Repeat the records verbatim and leave the pictures out of your copy.

** Data to use **
● ● ● ●

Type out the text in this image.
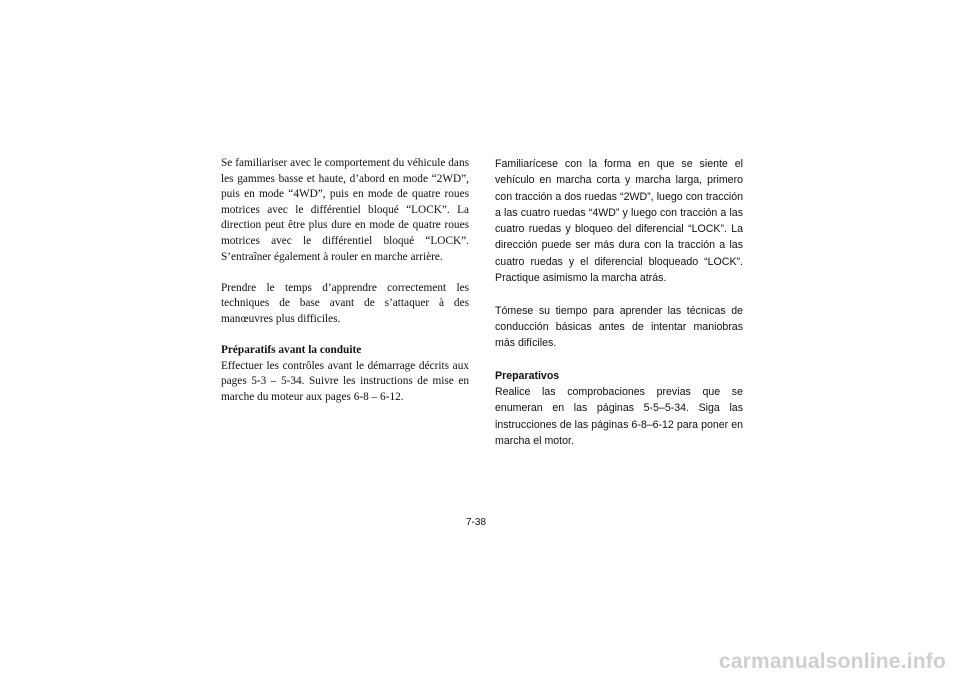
Se familiariser avec le comportement du véhicule dans les gammes basse et haute, d’abord en mode “2WD”, puis en mode “4WD”, puis en mode de quatre roues motrices avec le différentiel bloqué “LOCK”. La direction peut être plus dure en mode de quatre roues motrices avec le différentiel bloqué “LOCK”. S’entraîner également à rouler en marche arrière.

Prendre le temps d’apprendre correctement les techniques de base avant de s’attaquer à des manœuvres plus difficiles.

Préparatifs avant la conduite
Effectuer les contrôles avant le démarrage décrits aux pages 5-3 – 5-34. Suivre les instructions de mise en marche du moteur aux pages 6-8 – 6-12.

Familiarícese con la forma en que se siente el vehículo en marcha corta y marcha larga, primero con tracción a dos ruedas “2WD”, luego con tracción a las cuatro ruedas “4WD” y luego con tracción a las cuatro ruedas y bloqueo del diferencial “LOCK”. La dirección puede ser más dura con la tracción a las cuatro ruedas y el diferencial bloqueado “LOCK”. Practique asimismo la marcha atrás.

Tómese su tiempo para aprender las técnicas de conducción básicas antes de intentar maniobras más difíciles.

Preparativos
Realice las comprobaciones previas que se enumeran en las páginas 5-5–5-34. Siga las instrucciones de las páginas 6-8–6-12 para poner en marcha el motor.

7-38
carmanualsonline.info
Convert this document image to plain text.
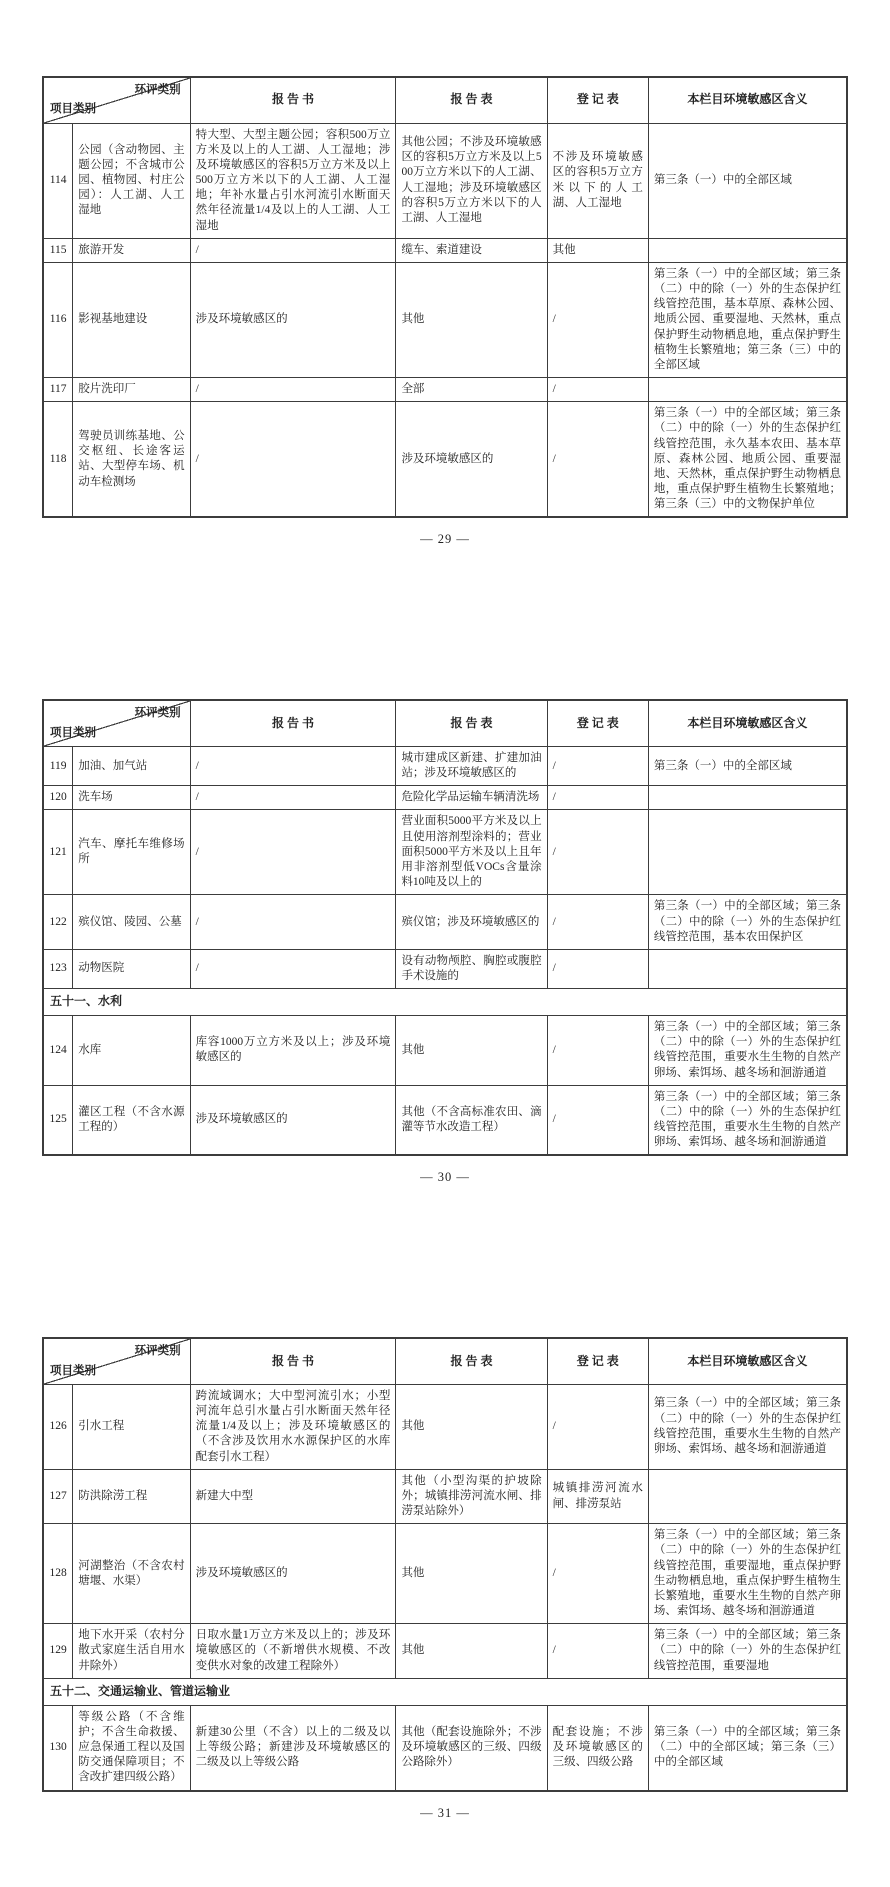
环评类别
项目类别		报 告 书	报 告 表	登 记 表	本栏目环境敏感区含义
114	公园（含动物园、主题公园；不含城市公园、植物园、村庄公园）：人工湖、人工湿地	特大型、大型主题公园；容积500万立方米及以上的人工湖、人工湿地；涉及环境敏感区的容积5万立方米及以上500万立方米以下的人工湖、人工湿地；年补水量占引水河流引水断面天然年径流量1/4及以上的人工湖、人工湿地	其他公园；不涉及环境敏感区的容积5万立方米及以上500万立方米以下的人工湖、人工湿地；涉及环境敏感区的容积5万立方米以下的人工湖、人工湿地	不涉及环境敏感区的容积5万立方米以下的人工湖、人工湿地	第三条（一）中的全部区域
115	旅游开发	/	缆车、索道建设	其他	
116	影视基地建设	涉及环境敏感区的	其他	/	第三条（一）中的全部区域；第三条（二）中的除（一）外的生态保护红线管控范围，基本草原、森林公园、地质公园、重要湿地、天然林，重点保护野生动物栖息地，重点保护野生植物生长繁殖地；第三条（三）中的全部区域
117	胶片洗印厂	/	全部	/	
118	驾驶员训练基地、公交枢纽、长途客运站、大型停车场、机动车检测场	/	涉及环境敏感区的	/	第三条（一）中的全部区域；第三条（二）中的除（一）外的生态保护红线管控范围，永久基本农田、基本草原、森林公园、地质公园、重要湿地、天然林，重点保护野生动物栖息地，重点保护野生植物生长繁殖地；第三条（三）中的文物保护单位
— 29 —
环评类别
项目类别		报 告 书	报 告 表	登 记 表	本栏目环境敏感区含义
119	加油、加气站	/	城市建成区新建、扩建加油站；涉及环境敏感区的	/	第三条（一）中的全部区域
120	洗车场	/	危险化学品运输车辆清洗场	/	
121	汽车、摩托车维修场所	/	营业面积5000平方米及以上且使用溶剂型涂料的；营业面积5000平方米及以上且年用非溶剂型低VOCs含量涂料10吨及以上的	/	
122	殡仪馆、陵园、公墓	/	殡仪馆；涉及环境敏感区的	/	第三条（一）中的全部区域；第三条（二）中的除（一）外的生态保护红线管控范围，基本农田保护区
123	动物医院	/	设有动物颅腔、胸腔或腹腔手术设施的	/	
五十一、水利					
124	水库	库容1000万立方米及以上；涉及环境敏感区的	其他	/	第三条（一）中的全部区域；第三条（二）中的除（一）外的生态保护红线管控范围，重要水生生物的自然产卵场、索饵场、越冬场和洄游通道
125	灌区工程（不含水源工程的）	涉及环境敏感区的	其他（不含高标准农田、滴灌等节水改造工程）	/	第三条（一）中的全部区域；第三条（二）中的除（一）外的生态保护红线管控范围，重要水生生物的自然产卵场、索饵场、越冬场和洄游通道
— 30 —
环评类别
项目类别		报 告 书	报 告 表	登 记 表	本栏目环境敏感区含义
126	引水工程	跨流域调水；大中型河流引水；小型河流年总引水量占引水断面天然年径流量1/4及以上；涉及环境敏感区的（不含涉及饮用水水源保护区的水库配套引水工程）	其他	/	第三条（一）中的全部区域；第三条（二）中的除（一）外的生态保护红线管控范围，重要水生生物的自然产卵场、索饵场、越冬场和洄游通道
127	防洪除涝工程	新建大中型	其他（小型沟渠的护坡除外；城镇排涝河流水闸、排涝泵站除外）	城镇排涝河流水闸、排涝泵站	
128	河湖整治（不含农村塘堰、水渠）	涉及环境敏感区的	其他	/	第三条（一）中的全部区域；第三条（二）中的除（一）外的生态保护红线管控范围，重要湿地，重点保护野生动物栖息地，重点保护野生植物生长繁殖地，重要水生生物的自然产卵场、索饵场、越冬场和洄游通道
129	地下水开采（农村分散式家庭生活自用水井除外）	日取水量1万立方米及以上的；涉及环境敏感区的（不新增供水规模、不改变供水对象的改建工程除外）	其他	/	第三条（一）中的全部区域；第三条（二）中的除（一）外的生态保护红线管控范围，重要湿地
五十二、交通运输业、管道运输业					
130	等级公路（不含维护；不含生命救援、应急保通工程以及国防交通保障项目；不含改扩建四级公路）	新建30公里（不含）以上的二级及以上等级公路；新建涉及环境敏感区的二级及以上等级公路	其他（配套设施除外；不涉及环境敏感区的三级、四级公路除外）	配套设施；不涉及环境敏感区的三级、四级公路	第三条（一）中的全部区域；第三条（二）中的全部区域；第三条（三）中的全部区域
— 31 —
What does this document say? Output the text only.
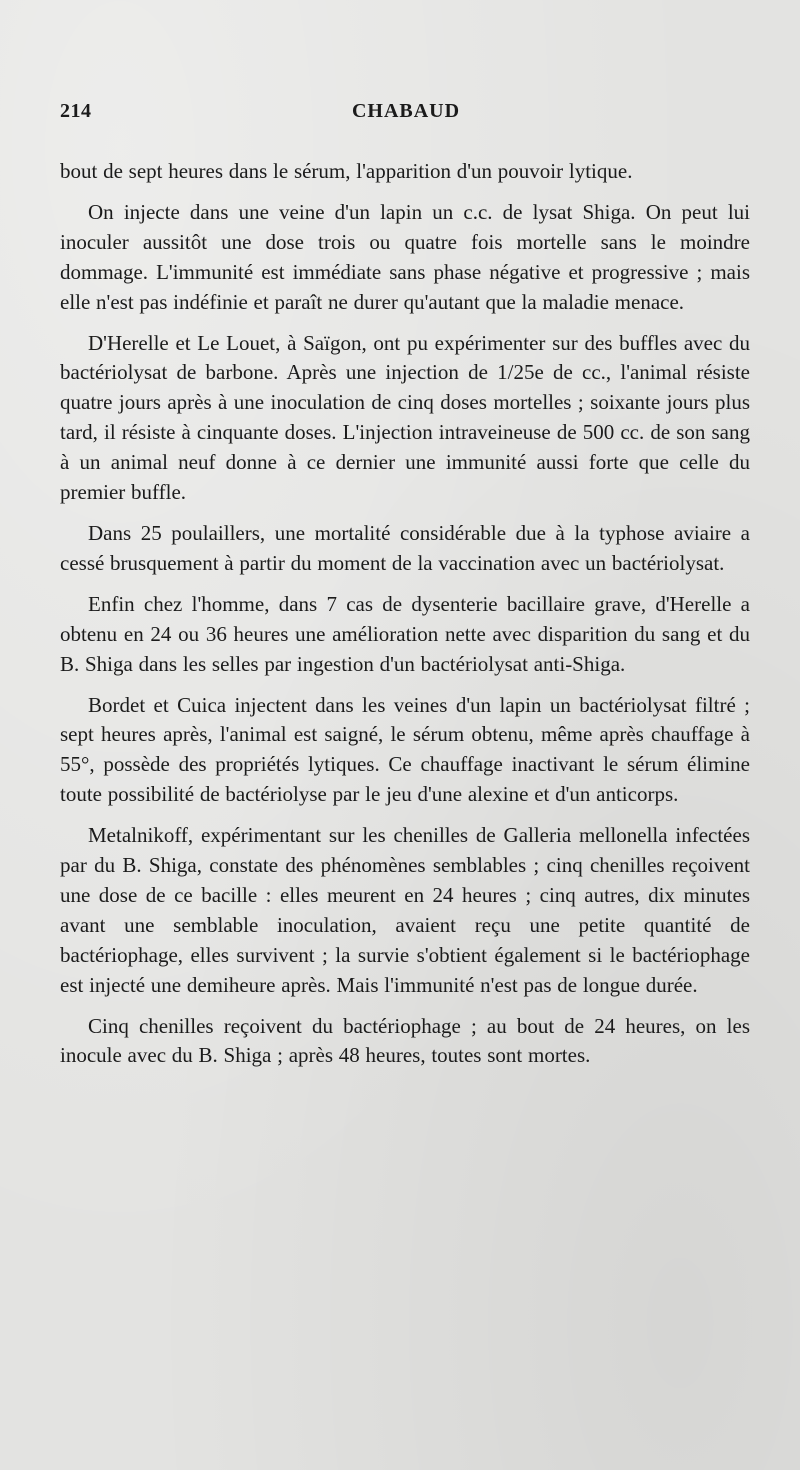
214	CHABAUD

bout de sept heures dans le sérum, l'apparition d'un pouvoir lytique.

On injecte dans une veine d'un lapin un c.c. de lysat Shiga. On peut lui inoculer aussitôt une dose trois ou quatre fois mortelle sans le moindre dommage. L'immunité est immédiate sans phase négative et progressive ; mais elle n'est pas indéfinie et paraît ne durer qu'autant que la maladie menace.

D'Herelle et Le Louet, à Saïgon, ont pu expérimenter sur des buffles avec du bactériolysat de barbone. Après une injection de 1/25e de cc., l'animal résiste quatre jours après à une inoculation de cinq doses mortelles ; soixante jours plus tard, il résiste à cinquante doses. L'injection intraveineuse de 500 cc. de son sang à un animal neuf donne à ce dernier une immunité aussi forte que celle du premier buffle.

Dans 25 poulaillers, une mortalité considérable due à la typhose aviaire a cessé brusquement à partir du moment de la vaccination avec un bactériolysat.

Enfin chez l'homme, dans 7 cas de dysenterie bacillaire grave, d'Herelle a obtenu en 24 ou 36 heures une amélioration nette avec disparition du sang et du B. Shiga dans les selles par ingestion d'un bactériolysat anti-Shiga.

Bordet et Cuica injectent dans les veines d'un lapin un bactériolysat filtré ; sept heures après, l'animal est saigné, le sérum obtenu, même après chauffage à 55°, possède des propriétés lytiques. Ce chauffage inactivant le sérum élimine toute possibilité de bactériolyse par le jeu d'une alexine et d'un anticorps.

Metalnikoff, expérimentant sur les chenilles de Galleria mellonella infectées par du B. Shiga, constate des phénomènes semblables ; cinq chenilles reçoivent une dose de ce bacille : elles meurent en 24 heures ; cinq autres, dix minutes avant une semblable inoculation, avaient reçu une petite quantité de bactériophage, elles survivent ; la survie s'obtient également si le bactériophage est injecté une demiheure après. Mais l'immunité n'est pas de longue durée.

Cinq chenilles reçoivent du bactériophage ; au bout de 24 heures, on les inocule avec du B. Shiga ; après 48 heures, toutes sont mortes.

● ● ● ●

** Exercise output **
Type out the text in this image.
Se familiariser avec le comportement du véhicule dans les gammes basse et haute, d’abord en mode “2WD”, puis en mode “4WD”, puis en mode de quatre roues motrices avec le différentiel bloqué “LOCK”. La direction peut être plus dure en mode de quatre roues motrices avec le différentiel bloqué “LOCK”. S’entraîner également à rouler en marche arrière.

Prendre le temps d’apprendre correctement les techniques de base avant de s’attaquer à des manœuvres plus difficiles.

Préparatifs avant la conduite
Effectuer les contrôles avant le démarrage décrits aux pages 5-3 – 5-34. Suivre les instructions de mise en marche du moteur aux pages 6-8 – 6-12.

Familiarícese con la forma en que se siente el vehículo en marcha corta y marcha larga, primero con tracción a dos ruedas “2WD”, luego con tracción a las cuatro ruedas “4WD” y luego con tracción a las cuatro ruedas y bloqueo del diferencial “LOCK”. La dirección puede ser más dura con la tracción a las cuatro ruedas y el diferencial bloqueado “LOCK”. Practique asimismo la marcha atrás.

Tómese su tiempo para aprender las técnicas de conducción básicas antes de intentar maniobras más difíciles.

Preparativos
Realice las comprobaciones previas que se enumeran en las páginas 5-5–5-34. Siga las instrucciones de las páginas 6-8–6-12 para poner en marcha el motor.

7-38
carmanualsonline.info
Convert this document image to plain text.
环评类别
项目类别		报 告 书	报 告 表	登 记 表	本栏目环境敏感区含义
114	公园（含动物园、主题公园；不含城市公园、植物园、村庄公园）：人工湖、人工湿地	特大型、大型主题公园；容积500万立方米及以上的人工湖、人工湿地；涉及环境敏感区的容积5万立方米及以上500万立方米以下的人工湖、人工湿地；年补水量占引水河流引水断面天然年径流量1/4及以上的人工湖、人工湿地	其他公园；不涉及环境敏感区的容积5万立方米及以上500万立方米以下的人工湖、人工湿地；涉及环境敏感区的容积5万立方米以下的人工湖、人工湿地	不涉及环境敏感区的容积5万立方米以下的人工湖、人工湿地	第三条（一）中的全部区域
115	旅游开发	/	缆车、索道建设	其他	
116	影视基地建设	涉及环境敏感区的	其他	/	第三条（一）中的全部区域；第三条（二）中的除（一）外的生态保护红线管控范围，基本草原、森林公园、地质公园、重要湿地、天然林，重点保护野生动物栖息地，重点保护野生植物生长繁殖地；第三条（三）中的全部区域
117	胶片洗印厂	/	全部	/	
118	驾驶员训练基地、公交枢纽、长途客运站、大型停车场、机动车检测场	/	涉及环境敏感区的	/	第三条（一）中的全部区域；第三条（二）中的除（一）外的生态保护红线管控范围，永久基本农田、基本草原、森林公园、地质公园、重要湿地、天然林，重点保护野生动物栖息地，重点保护野生植物生长繁殖地；第三条（三）中的文物保护单位
— 29 —
环评类别
项目类别		报 告 书	报 告 表	登 记 表	本栏目环境敏感区含义
119	加油、加气站	/	城市建成区新建、扩建加油站；涉及环境敏感区的	/	第三条（一）中的全部区域
120	洗车场	/	危险化学品运输车辆清洗场	/	
121	汽车、摩托车维修场所	/	营业面积5000平方米及以上且使用溶剂型涂料的；营业面积5000平方米及以上且年用非溶剂型低VOCs含量涂料10吨及以上的	/	
122	殡仪馆、陵园、公墓	/	殡仪馆；涉及环境敏感区的	/	第三条（一）中的全部区域；第三条（二）中的除（一）外的生态保护红线管控范围，基本农田保护区
123	动物医院	/	设有动物颅腔、胸腔或腹腔手术设施的	/	
五十一、水利					
124	水库	库容1000万立方米及以上；涉及环境敏感区的	其他	/	第三条（一）中的全部区域；第三条（二）中的除（一）外的生态保护红线管控范围，重要水生生物的自然产卵场、索饵场、越冬场和洄游通道
125	灌区工程（不含水源工程的）	涉及环境敏感区的	其他（不含高标准农田、滴灌等节水改造工程）	/	第三条（一）中的全部区域；第三条（二）中的除（一）外的生态保护红线管控范围，重要水生生物的自然产卵场、索饵场、越冬场和洄游通道
— 30 —
环评类别
项目类别		报 告 书	报 告 表	登 记 表	本栏目环境敏感区含义
126	引水工程	跨流域调水；大中型河流引水；小型河流年总引水量占引水断面天然年径流量1/4及以上；涉及环境敏感区的（不含涉及饮用水水源保护区的水库配套引水工程）	其他	/	第三条（一）中的全部区域；第三条（二）中的除（一）外的生态保护红线管控范围，重要水生生物的自然产卵场、索饵场、越冬场和洄游通道
127	防洪除涝工程	新建大中型	其他（小型沟渠的护坡除外；城镇排涝河流水闸、排涝泵站除外）	城镇排涝河流水闸、排涝泵站	
128	河湖整治（不含农村塘堰、水渠）	涉及环境敏感区的	其他	/	第三条（一）中的全部区域；第三条（二）中的除（一）外的生态保护红线管控范围，重要湿地，重点保护野生动物栖息地，重点保护野生植物生长繁殖地，重要水生生物的自然产卵场、索饵场、越冬场和洄游通道
129	地下水开采（农村分散式家庭生活自用水井除外）	日取水量1万立方米及以上的；涉及环境敏感区的（不新增供水规模、不改变供水对象的改建工程除外）	其他	/	第三条（一）中的全部区域；第三条（二）中的除（一）外的生态保护红线管控范围，重要湿地
五十二、交通运输业、管道运输业					
130	等级公路（不含维护；不含生命救援、应急保通工程以及国防交通保障项目；不含改扩建四级公路）	新建30公里（不含）以上的二级及以上等级公路；新建涉及环境敏感区的二级及以上等级公路	其他（配套设施除外；不涉及环境敏感区的三级、四级公路除外）	配套设施；不涉及环境敏感区的三级、四级公路	第三条（一）中的全部区域；第三条（二）中的全部区域；第三条（三）中的全部区域
— 31 —
What does this document say? Output the text only.
214	CHABAUD

bout de sept heures dans le sérum, l'apparition d'un pouvoir lytique.

On injecte dans une veine d'un lapin un c.c. de lysat Shiga. On peut lui inoculer aussitôt une dose trois ou quatre fois mortelle sans le moindre dommage. L'immunité est immédiate sans phase négative et progressive ; mais elle n'est pas indéfinie et paraît ne durer qu'autant que la maladie menace.

D'Herelle et Le Louet, à Saïgon, ont pu expérimenter sur des buffles avec du bactériolysat de barbone. Après une injection de 1/25e de cc., l'animal résiste quatre jours après à une inoculation de cinq doses mortelles ; soixante jours plus tard, il résiste à cinquante doses. L'injection intraveineuse de 500 cc. de son sang à un animal neuf donne à ce dernier une immunité aussi forte que celle du premier buffle.

Dans 25 poulaillers, une mortalité considérable due à la typhose aviaire a cessé brusquement à partir du moment de la vaccination avec un bactériolysat.

Enfin chez l'homme, dans 7 cas de dysenterie bacillaire grave, d'Herelle a obtenu en 24 ou 36 heures une amélioration nette avec disparition du sang et du B. Shiga dans les selles par ingestion d'un bactériolysat anti-Shiga.

Bordet et Cuica injectent dans les veines d'un lapin un bactériolysat filtré ; sept heures après, l'animal est saigné, le sérum obtenu, même après chauffage à 55°, possède des propriétés lytiques. Ce chauffage inactivant le sérum élimine toute possibilité de bactériolyse par le jeu d'une alexine et d'un anticorps.

Metalnikoff, expérimentant sur les chenilles de Galleria mellonella infectées par du B. Shiga, constate des phénomènes semblables ; cinq chenilles reçoivent une dose de ce bacille : elles meurent en 24 heures ; cinq autres, dix minutes avant une semblable inoculation, avaient reçu une petite quantité de bactériophage, elles survivent ; la survie s'obtient également si le bactériophage est injecté une demiheure après. Mais l'immunité n'est pas de longue durée.

Cinq chenilles reçoivent du bactériophage ; au bout de 24 heures, on les inocule avec du B. Shiga ; après 48 heures, toutes sont mortes.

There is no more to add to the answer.